Lesetext ->
* * * *

Staatsanleihen aus Asien: "Es muss ein Deutschland in China aufgebaut werden"

DAS INVESTMENT · Uhr (aktualisiert: Uhr)

Ob ein Sack Reis umfällt oder die Wirtschaft etwas langsamer wächst - für Geoffrey Lunt, Produktspezialist für Asien-Anleihen bei HSBC, liegen die Probleme Chinas ganz woanders. Wo die Volksrepublik Nachholbedarf hat, warum der Asien-Fan trotzdem chinesische Staatsanleihen kauft und wo es sonst noch gute Renten-Schnäppchen gibt.

DAS INVESTMENT.com: Sie sind für Rentenprodukte von HSBC Asset Management in Asien verantwortlich. Sie persönlich stammen aber aus Nordeuropa. Wie kamen Sie auf Asien.

Geoffrey Lunt: Meine Faszination für Asien habe ich bereits 1987 entdeckt. Damals war ich 16 Jahre alt und hatte meinen Urlaub in Hongkong verbracht. Ich fand diese Erfahrung faszinierend. Danach unternahm ich weitere Reisen vor allem nach China, Hongkong und Tokio. 2003 fing ich bei der HSBC in London an. Das Unternehmen hat Niederlassungen in der ganzen Welt - darunter auch in Asien. Als sich 2011 die Gelegenheit ergab, in die Asien-Zentrale nach Hongkong zu wechseln, griff ich zu.

In welchen Ländern finden Sie zurzeit besonders attraktive Staatsanleihen?

In der Region Ost-Asien, vor allem in Südkorea, Hongkong und China, sowie in Südostasien, hier vor allem in Malaysia, Singapur, Thailand, Philippinnen, Indonesien und Indien.

Und warum?

* * * *

Bereitgestellte Daten ->
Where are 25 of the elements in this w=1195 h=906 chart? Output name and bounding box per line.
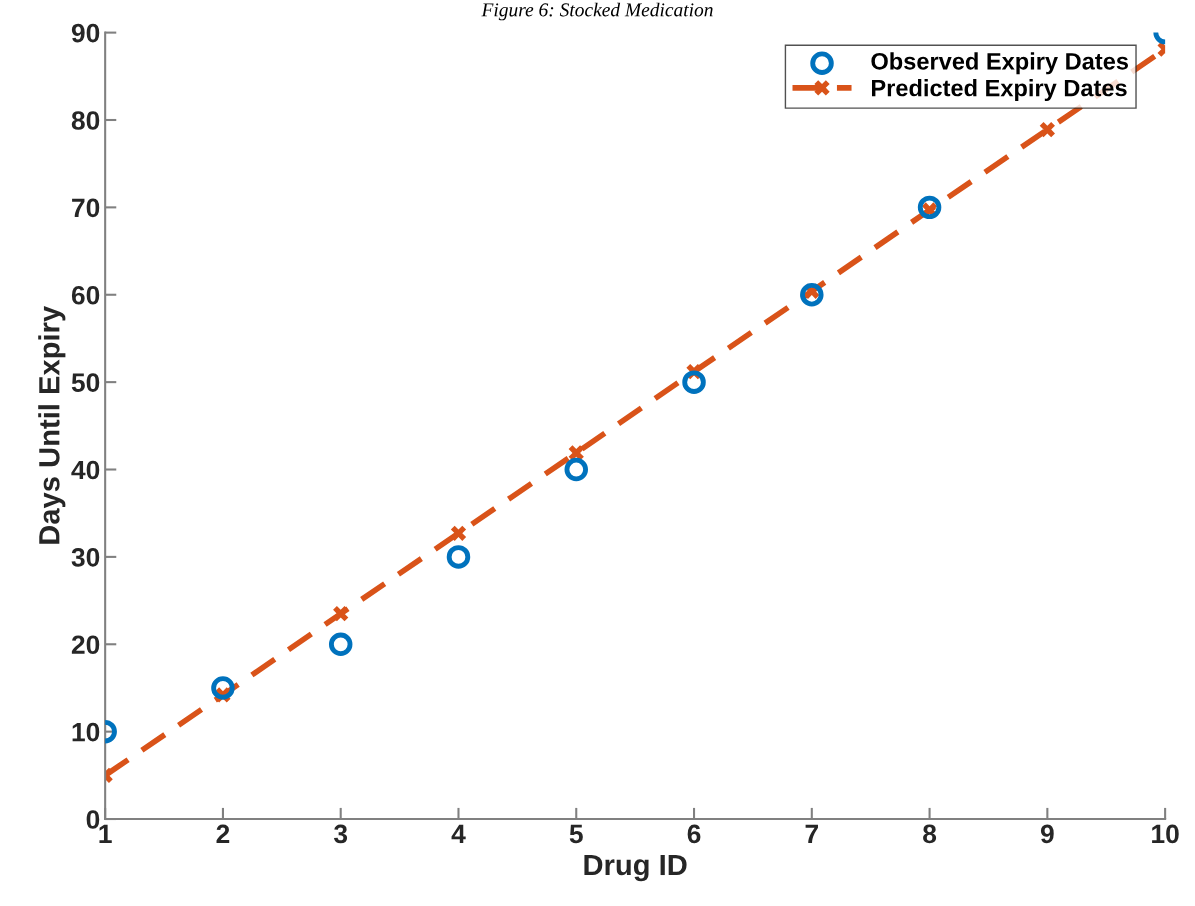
y-tick-label: 50 [71,373,100,392]
y-tick-label: 60 [71,285,100,305]
x-tick-label: 7 [805,824,818,844]
x-axis-title: Drug ID [584,854,687,882]
x-tick-label: 9 [1040,824,1054,844]
y-tick-label: 10 [72,722,100,742]
y-tick-label: 70 [72,198,100,218]
y-tick-label: 40 [71,460,100,480]
x-tick-label: 1 [99,824,112,844]
chart-title: Figure 6: Stocked Medication [481,2,713,21]
y-tick-label: 30 [71,548,100,567]
legend-label: Observed Expiry Dates [871,52,1128,75]
y-tick-label: 80 [71,111,100,130]
x-tick-label: 2 [216,824,230,844]
x-tick-label: 5 [569,824,583,844]
x-tick-label: 8 [923,824,937,844]
y-tick-label: 0 [86,810,100,829]
y-tick-label: 90 [71,23,100,43]
x-tick-label: 4 [451,824,466,844]
y-tick-label: 20 [71,635,100,655]
x-tick-label: 6 [687,824,701,844]
x-tick-label: 10 [1152,824,1179,844]
y-axis-title: Days Until Expiry [38,306,66,544]
legend-label: Predicted Expiry Dates [872,79,1127,102]
x-tick-label: 3 [333,824,348,844]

* * * *

Aufgaben ->
1 > Übernehmen Sie aus dem Interview zu asiatischen Staatsanleihen wortgetreu den Abschnitt von „Geoffrey Lunt: Meine“ bis „Indonesien und Indien.“.
2 > Setzen Sie das Interview zu asiatischen Staatsanleihen im Anschluss an seinen letzten Satz fort.
Die Datensätze werden zur Bearbeitung nicht benötigt.

Lösungen ->
1 >
Geoffrey Lunt: Meine Faszination für Asien habe ich bereits 1987 entdeckt. Damals war ich 16 Jahre alt und hatte meinen Urlaub in Hongkong verbracht. Ich fand diese Erfahrung faszinierend. Danach unternahm ich weitere Reisen vor allem nach China, Hongkong und Tokio. 2003 fing ich bei der HSBC in London an. Das Unternehmen hat Niederlassungen in der ganzen Welt - darunter auch in Asien. Als sich 2011 die Gelegenheit ergab, in die Asien-Zentrale nach Hongkong zu wechseln, griff ich zu.

In welchen Ländern finden Sie zurzeit besonders attraktive Staatsanleihen?

In der Region Ost-Asien, vor allem in Südkorea, Hongkong und China, sowie in Südostasien, hier vor allem in Malaysia, Singapur, Thailand, Philippinnen, Indonesien und Indien.

2 >
Nehmen wir zum Beispiel Hongkong. Der Markt ist klein, aber liquide und hat eine sehr hohe Qualität bei einer sehr niedrigen Volatilität. Am interessantesten sind aber derzeit China und Indien. Das sind große aufstrebende Volkswirtschaften - mit entsprechenden Anleihemärkten. Der Rentenmarkt Indiens ist eine Billion, Chinas sogar fünf Billionen US-Dollar schwer. Ich denke, in den kommenden Jahren wird die Bedeutung dieser Länder noch weiter zunehmen.

Dabei scheinen Chinas Zeiten als Investoren-Liebling doch vorbei zu sein. Das Wirtschaftswachstum hat sich in den letzten Jahren verlangsamt, Immobilienpreise sind so stark gestiegen, dass manche Experten eine Blase befürchten. Trotzdem zählt China zu Ihren Favoriten. Warum?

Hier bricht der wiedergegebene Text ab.